→ **Task requirements**
Find the string "State" in the entries and copy each line that has it.

→ **Listed records**

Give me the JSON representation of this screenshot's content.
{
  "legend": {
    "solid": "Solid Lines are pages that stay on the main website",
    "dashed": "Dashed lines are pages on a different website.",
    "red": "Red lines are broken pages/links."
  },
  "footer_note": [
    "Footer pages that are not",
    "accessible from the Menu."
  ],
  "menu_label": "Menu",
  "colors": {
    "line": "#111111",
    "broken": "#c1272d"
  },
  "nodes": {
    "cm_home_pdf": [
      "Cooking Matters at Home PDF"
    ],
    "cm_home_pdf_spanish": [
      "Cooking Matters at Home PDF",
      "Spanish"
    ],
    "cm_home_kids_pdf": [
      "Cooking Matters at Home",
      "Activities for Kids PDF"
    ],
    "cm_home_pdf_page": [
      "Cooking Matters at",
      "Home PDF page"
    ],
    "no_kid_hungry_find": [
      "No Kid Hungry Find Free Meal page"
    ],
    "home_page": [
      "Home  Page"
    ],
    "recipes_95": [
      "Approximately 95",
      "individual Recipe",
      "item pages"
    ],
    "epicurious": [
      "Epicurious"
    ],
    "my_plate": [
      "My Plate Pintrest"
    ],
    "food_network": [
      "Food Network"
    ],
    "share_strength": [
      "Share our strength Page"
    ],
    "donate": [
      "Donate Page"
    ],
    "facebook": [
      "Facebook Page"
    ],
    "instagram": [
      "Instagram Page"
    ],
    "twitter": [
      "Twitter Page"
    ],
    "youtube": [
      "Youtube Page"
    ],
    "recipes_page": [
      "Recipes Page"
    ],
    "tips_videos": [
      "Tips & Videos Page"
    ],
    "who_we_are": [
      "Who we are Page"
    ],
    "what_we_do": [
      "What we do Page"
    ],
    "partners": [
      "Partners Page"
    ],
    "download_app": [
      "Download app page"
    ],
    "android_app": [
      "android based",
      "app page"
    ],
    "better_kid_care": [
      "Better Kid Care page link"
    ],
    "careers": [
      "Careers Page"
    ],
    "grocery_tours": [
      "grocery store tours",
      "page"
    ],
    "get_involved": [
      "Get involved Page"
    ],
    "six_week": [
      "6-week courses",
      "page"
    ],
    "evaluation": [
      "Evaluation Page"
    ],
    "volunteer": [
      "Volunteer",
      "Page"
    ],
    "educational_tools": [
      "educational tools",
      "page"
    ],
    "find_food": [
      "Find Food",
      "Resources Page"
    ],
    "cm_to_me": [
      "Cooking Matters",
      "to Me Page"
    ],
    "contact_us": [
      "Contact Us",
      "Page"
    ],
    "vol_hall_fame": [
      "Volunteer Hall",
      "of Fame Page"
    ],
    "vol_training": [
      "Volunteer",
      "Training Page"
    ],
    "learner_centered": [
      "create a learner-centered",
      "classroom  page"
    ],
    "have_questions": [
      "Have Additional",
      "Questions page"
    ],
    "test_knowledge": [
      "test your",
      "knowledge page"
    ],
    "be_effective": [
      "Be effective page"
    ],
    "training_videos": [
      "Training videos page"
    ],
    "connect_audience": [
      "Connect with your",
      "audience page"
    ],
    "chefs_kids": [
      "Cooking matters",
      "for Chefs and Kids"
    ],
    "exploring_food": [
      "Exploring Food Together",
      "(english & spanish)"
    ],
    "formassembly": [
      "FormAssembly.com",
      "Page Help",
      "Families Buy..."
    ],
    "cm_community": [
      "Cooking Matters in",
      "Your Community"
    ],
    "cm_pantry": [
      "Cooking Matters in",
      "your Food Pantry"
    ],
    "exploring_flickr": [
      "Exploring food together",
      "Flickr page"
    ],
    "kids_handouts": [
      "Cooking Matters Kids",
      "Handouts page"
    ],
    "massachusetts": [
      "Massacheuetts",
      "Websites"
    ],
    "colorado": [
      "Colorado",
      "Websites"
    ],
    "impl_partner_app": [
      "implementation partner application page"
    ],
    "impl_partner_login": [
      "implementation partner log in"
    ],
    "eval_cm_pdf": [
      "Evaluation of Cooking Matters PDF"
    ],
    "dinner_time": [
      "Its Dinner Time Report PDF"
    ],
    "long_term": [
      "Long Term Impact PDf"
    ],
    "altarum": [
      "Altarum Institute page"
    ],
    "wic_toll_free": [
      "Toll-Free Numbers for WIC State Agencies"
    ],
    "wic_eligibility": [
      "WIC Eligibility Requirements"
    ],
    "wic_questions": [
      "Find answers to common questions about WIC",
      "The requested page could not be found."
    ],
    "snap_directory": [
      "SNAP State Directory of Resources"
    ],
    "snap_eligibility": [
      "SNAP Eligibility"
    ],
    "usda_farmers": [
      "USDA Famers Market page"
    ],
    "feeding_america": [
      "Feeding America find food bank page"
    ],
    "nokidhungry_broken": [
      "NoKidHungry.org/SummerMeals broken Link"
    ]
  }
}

→ **Right answer**
      "Toll-Free Numbers for WIC State Agencies"
      "SNAP State Directory of Resources"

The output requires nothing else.